▶ [To be done]:
Using the Gowbarrow Hall Farm text below, say yes or no for each statement and quote the words that decide it. 1. The cattle are mob grazed from April to November or December. 2. The farm keeps four Kunekune pigs. 3. Sam and Claire moved back to the farm in 2017.

▶ [Text passage]:
Contact person:

Sam and Claire Beaumont


Read a news item providing overview of the Living Lab here

LIVING LAB 7: United Kingdom

Gowbarrow Hall Farm

Managed by Sam and Claire Beaumont

General information
Gowbarrow Hall Farm is situated on the south facing shores of Ullswater in the Lake District. It is a family farm, with Sam farming full-time and Claire part-time. The farm was originally bought by Claire’s Grandda and was on annual grazing licences to predominantly sheep farmers before Sam and Claire moved in. Claire’s parents live at the hall and are involved in general decision making and helping with various activities on the farm. There are also two people who have worked on the farm for 40-50 years and still help with seasonal activities such as hay making.

The livestock live outside all the year round. They have beef Shorthorn cattle (about 60 head), 5 Kunekune pigs who spend alot of time in the wood pasture and roaming in and out of the woodland, and 4 fell ponies. They are Pasture for Life certified and have been farming organically for 3-4 years and have already started the certification process.

Livestock production is very much integrated with trying to promote the regeneration of woodland and different plant species. The pigs and cattle turn the ground over and create pockets of opportunity for pioneer species. The cattle are mob grazed during the growing season; predominantly from April through to November / December, using electric fencing and moving the cows every day.

The woodlands are integrated into the farming system predominantly through grazing as wood pasture. From the fell to the valley bottom there is about 385 acres of permanent pasture and many different types of woodland; ranging from ancient oak and deciduous to a big block of commercial plantation, a lot planted in the past 20 years (woodland creation), and a few smaller pockets of ancient coppice woodlands. The farm recently entered into a Higher Tier Stewardship scheme with a focus on about 32 ha (80 acres) of species rich grassland restoration and 81 ha (200 acres) wood pasture creation and restoration. Some hedges were laid under Stewardship, which resulted in brash which has been used to make wood chip. Some wood chip has been composted using a Johnson Su bioreactor (a method of composting where there is no need for it to be turned), which makes a microbial-rich compost that can be applied directly to beds or diluted in water and sprayed across fields.

Sam and Claire saw the benefit of trees soon after moving back to the farm in 2017. When the ‘beast from the east’ hit, the sheep they had in the wood pasture were not affected by the destructive storm. They have observed benefits of having trees, both in winter and summer, for cows to use as shelter from the sun, and for forage – when they are put into a field, they will often go straight to the hedgerows. The biodiversity value is also very important to them – they feel that most ecologists would agree that wood pasture is an ideal habitat for many species, and it is important that encouraging more diversity is a main focus, particularly with so many species being under threat and declining.

▶ [Extracted material]:

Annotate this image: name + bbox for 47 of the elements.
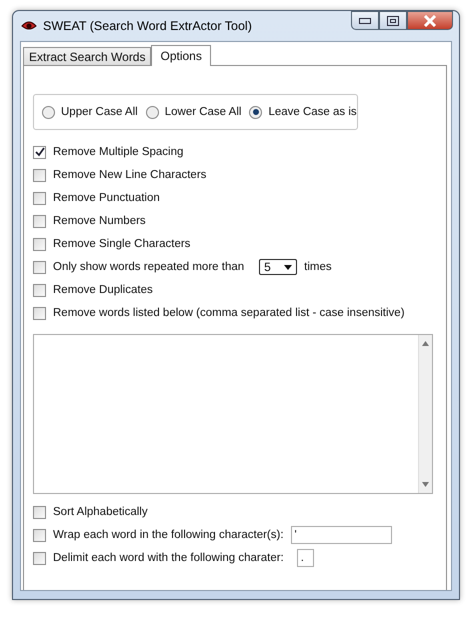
- minimize-icon: [359, 18, 371, 24]
- scroll-up-icon: [422, 341, 429, 346]
- checkbox-label: Remove Punctuation: [53, 192, 160, 204]
- minimize-button[interactable]: [351, 11, 379, 30]
- radio-button[interactable]: [249, 106, 262, 118]
- maximize-icon: [387, 16, 399, 26]
- checkbox-label: Remove words listed below (comma separated list - case insensitive): [53, 307, 405, 319]
- checkbox[interactable]: [33, 146, 46, 158]
- scrollbar[interactable]: [418, 335, 432, 493]
- checkbox-label: Remove Numbers: [53, 215, 146, 227]
- scroll-down-icon: [422, 482, 429, 487]
- tab[interactable]: Options: [151, 45, 211, 66]
- checkbox[interactable]: [33, 238, 46, 250]
- checkbox-label: Delimit each word with the following charater:: [53, 552, 284, 564]
- repeat-count-dropdown[interactable]: 5: [259, 259, 298, 275]
- window-title: SWEAT (Search Word ExtrActor Tool): [43, 19, 253, 33]
- checkbox-label: Remove Multiple Spacing: [53, 146, 184, 158]
- checkbox[interactable]: [33, 528, 46, 542]
- eye-icon: [21, 20, 37, 32]
- caret-icon: [284, 264, 292, 270]
- tab[interactable]: Extract Search Words: [23, 47, 152, 65]
- input-field[interactable]: .: [296, 549, 314, 567]
- input-field[interactable]: ': [290, 526, 392, 544]
- checkbox-label: Remove Single Characters: [53, 238, 190, 250]
- radio-button[interactable]: [42, 106, 55, 118]
- word-list-field[interactable]: [33, 334, 433, 494]
- checkbox-label: Remove Duplicates: [53, 284, 153, 296]
- checkbox[interactable]: [33, 552, 46, 564]
- checkbox-label: Remove New Line Characters: [53, 169, 206, 181]
- maximize-button[interactable]: [379, 11, 407, 30]
- checkbox[interactable]: [33, 192, 46, 204]
- checkbox[interactable]: [33, 284, 46, 296]
- close-icon: [423, 14, 437, 26]
- checkbox[interactable]: [33, 260, 46, 274]
- checkbox[interactable]: [33, 214, 46, 228]
- close-button[interactable]: [407, 11, 453, 30]
- radio-label: Lower Case All: [164, 106, 242, 118]
- checkbox-label: Only show words repeated more than: [53, 261, 244, 273]
- radio-label: Upper Case All: [61, 106, 138, 118]
- radio-label: Leave Case as is: [268, 106, 357, 118]
- suffix-label: times: [304, 261, 332, 273]
- checkbox[interactable]: [33, 506, 46, 518]
- checkbox-label: Sort Alphabetically: [53, 506, 148, 518]
- checkbox[interactable]: [33, 306, 46, 320]
- checkbox-label: Wrap each word in the following character(s):: [53, 529, 284, 541]
- radio-button[interactable]: [146, 106, 159, 118]
- checkbox[interactable]: [33, 168, 46, 182]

▶ [Task output]:
1. Yes: "predominantly from April through to November / December"
2. No: "5 Kunekune pigs"
3. Yes: "soon after moving back to the farm in 2017"